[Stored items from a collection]
--------------------------------------------------
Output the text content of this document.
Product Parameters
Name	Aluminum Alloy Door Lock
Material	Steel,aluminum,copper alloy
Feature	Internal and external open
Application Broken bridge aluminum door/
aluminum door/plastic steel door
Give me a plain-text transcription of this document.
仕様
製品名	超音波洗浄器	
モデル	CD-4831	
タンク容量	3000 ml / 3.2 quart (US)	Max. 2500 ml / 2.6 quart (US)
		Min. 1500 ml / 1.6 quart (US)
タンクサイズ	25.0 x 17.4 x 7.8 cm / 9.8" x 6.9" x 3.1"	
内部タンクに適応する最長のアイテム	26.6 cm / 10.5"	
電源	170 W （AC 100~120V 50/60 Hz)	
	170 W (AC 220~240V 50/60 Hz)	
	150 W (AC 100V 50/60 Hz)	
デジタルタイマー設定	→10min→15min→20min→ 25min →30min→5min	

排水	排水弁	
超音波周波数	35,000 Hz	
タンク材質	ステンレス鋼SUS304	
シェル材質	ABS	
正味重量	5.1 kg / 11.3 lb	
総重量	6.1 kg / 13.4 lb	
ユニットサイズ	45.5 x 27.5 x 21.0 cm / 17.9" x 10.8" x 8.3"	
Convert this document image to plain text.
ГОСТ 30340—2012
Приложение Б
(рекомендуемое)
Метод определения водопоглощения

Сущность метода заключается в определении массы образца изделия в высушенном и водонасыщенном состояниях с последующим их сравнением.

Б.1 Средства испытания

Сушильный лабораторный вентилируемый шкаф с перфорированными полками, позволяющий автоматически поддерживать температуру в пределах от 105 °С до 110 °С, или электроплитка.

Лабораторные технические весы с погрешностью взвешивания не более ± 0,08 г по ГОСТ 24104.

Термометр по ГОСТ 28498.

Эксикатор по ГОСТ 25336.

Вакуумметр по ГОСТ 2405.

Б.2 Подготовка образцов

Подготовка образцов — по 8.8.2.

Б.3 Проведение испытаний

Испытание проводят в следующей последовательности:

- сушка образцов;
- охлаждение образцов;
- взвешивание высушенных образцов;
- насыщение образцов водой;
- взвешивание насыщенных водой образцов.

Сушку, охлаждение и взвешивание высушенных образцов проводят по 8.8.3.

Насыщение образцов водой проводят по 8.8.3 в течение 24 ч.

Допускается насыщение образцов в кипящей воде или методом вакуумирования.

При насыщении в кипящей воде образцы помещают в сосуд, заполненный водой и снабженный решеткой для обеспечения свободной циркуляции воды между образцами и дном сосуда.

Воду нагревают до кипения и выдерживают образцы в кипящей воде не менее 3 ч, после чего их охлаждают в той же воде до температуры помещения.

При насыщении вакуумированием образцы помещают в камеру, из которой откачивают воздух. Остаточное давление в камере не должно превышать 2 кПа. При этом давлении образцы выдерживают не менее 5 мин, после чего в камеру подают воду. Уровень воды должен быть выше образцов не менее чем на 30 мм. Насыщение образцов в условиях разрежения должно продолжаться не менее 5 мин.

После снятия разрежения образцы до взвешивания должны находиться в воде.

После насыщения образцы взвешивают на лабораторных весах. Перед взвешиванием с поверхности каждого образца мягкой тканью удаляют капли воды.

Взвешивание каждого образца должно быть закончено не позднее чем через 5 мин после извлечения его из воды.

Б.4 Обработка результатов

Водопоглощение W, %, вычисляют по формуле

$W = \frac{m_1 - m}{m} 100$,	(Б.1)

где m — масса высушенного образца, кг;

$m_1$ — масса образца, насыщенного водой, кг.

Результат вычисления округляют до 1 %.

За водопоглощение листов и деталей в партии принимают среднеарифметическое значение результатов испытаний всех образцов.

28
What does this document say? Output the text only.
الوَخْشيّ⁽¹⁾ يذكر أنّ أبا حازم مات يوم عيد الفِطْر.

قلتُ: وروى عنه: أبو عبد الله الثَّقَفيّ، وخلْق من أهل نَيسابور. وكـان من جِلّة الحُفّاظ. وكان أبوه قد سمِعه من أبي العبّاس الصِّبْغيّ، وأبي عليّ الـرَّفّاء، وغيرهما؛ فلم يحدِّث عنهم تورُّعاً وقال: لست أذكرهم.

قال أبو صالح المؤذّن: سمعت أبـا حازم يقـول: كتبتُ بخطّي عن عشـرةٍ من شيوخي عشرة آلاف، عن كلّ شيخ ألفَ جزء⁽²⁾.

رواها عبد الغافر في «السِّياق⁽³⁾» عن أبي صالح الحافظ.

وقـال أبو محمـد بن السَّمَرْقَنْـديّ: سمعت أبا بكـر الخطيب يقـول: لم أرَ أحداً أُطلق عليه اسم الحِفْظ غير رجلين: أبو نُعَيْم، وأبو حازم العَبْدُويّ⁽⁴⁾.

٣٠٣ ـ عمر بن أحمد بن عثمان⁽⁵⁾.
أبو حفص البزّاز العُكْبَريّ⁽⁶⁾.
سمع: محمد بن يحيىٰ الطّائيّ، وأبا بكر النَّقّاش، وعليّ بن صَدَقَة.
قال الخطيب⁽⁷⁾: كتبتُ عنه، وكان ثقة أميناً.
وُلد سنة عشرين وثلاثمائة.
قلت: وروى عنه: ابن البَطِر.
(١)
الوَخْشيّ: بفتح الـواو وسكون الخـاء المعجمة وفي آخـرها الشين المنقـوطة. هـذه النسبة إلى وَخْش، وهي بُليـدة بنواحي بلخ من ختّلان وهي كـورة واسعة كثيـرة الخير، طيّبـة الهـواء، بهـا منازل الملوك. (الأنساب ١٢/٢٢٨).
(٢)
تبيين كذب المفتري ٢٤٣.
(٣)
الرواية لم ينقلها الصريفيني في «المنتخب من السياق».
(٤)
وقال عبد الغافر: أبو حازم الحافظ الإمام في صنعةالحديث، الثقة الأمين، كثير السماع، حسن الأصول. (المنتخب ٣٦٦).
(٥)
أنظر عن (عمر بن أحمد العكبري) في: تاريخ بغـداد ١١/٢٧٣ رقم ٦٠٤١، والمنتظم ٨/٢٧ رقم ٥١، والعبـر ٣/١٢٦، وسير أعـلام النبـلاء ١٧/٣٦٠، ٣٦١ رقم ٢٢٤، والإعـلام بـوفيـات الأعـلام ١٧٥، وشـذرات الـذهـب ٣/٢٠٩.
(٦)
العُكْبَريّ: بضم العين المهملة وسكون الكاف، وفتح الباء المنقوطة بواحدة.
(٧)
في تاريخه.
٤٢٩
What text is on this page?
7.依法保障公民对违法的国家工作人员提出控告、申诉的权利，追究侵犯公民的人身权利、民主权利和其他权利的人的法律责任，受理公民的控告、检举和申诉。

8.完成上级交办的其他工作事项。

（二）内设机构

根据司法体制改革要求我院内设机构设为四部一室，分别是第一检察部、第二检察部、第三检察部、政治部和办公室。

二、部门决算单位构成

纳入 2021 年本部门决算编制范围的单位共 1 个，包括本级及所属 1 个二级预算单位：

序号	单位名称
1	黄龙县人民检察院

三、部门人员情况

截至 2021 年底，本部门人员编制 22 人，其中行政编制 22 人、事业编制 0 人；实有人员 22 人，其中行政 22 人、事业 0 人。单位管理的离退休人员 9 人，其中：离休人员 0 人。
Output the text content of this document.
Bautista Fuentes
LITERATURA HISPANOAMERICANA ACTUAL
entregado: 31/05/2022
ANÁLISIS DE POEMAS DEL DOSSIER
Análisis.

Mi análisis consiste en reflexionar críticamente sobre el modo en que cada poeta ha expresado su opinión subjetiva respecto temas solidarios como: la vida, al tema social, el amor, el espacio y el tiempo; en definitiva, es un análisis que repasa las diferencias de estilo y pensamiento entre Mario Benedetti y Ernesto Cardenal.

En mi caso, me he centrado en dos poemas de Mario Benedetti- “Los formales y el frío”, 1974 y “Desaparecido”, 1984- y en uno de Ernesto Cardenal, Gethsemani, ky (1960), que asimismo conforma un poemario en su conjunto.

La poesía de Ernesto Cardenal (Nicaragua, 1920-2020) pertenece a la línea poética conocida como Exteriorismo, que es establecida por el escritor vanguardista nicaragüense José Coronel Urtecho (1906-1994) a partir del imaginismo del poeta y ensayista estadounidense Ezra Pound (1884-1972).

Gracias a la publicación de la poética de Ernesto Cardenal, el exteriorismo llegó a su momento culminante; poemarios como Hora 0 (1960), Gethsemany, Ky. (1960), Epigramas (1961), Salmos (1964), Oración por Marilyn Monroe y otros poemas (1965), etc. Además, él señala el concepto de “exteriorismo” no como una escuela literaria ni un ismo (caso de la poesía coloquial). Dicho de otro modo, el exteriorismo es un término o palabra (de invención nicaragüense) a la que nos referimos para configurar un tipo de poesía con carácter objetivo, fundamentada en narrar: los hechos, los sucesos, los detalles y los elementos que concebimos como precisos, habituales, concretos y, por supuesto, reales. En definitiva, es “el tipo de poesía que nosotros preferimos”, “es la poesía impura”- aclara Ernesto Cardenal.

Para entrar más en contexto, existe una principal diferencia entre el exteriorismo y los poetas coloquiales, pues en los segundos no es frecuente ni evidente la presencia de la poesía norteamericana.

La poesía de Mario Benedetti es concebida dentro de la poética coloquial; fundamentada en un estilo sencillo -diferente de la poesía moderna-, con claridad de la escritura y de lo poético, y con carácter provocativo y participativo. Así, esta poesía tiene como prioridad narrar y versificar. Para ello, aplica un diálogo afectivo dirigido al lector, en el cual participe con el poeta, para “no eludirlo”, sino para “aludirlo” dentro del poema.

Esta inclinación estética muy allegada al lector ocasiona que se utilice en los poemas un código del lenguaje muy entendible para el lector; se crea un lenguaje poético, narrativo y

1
--------------------------------------------------
WHAT TO WORK ON>
Filter the listing for the word "poético" and copy every line that holds it.

COMPLETE ANSWER>
La poesía de Mario Benedetti es concebida dentro de la poética coloquial; fundamentada en un estilo sencillo -diferente de la poesía moderna-, con claridad de la escritura y de lo poético, y con carácter provocativo y participativo. Así, esta poesía tiene como prioridad narrar y versificar. Para ello, aplica un diálogo afectivo dirigido al lector, en el cual participe con el poeta, para “no eludirlo”, sino para “aludirlo” dentro del poema.
Esta inclinación estética muy allegada al lector ocasiona que se utilice en los poemas un código del lenguaje muy entendible para el lector; se crea un lenguaje poético, narrativo y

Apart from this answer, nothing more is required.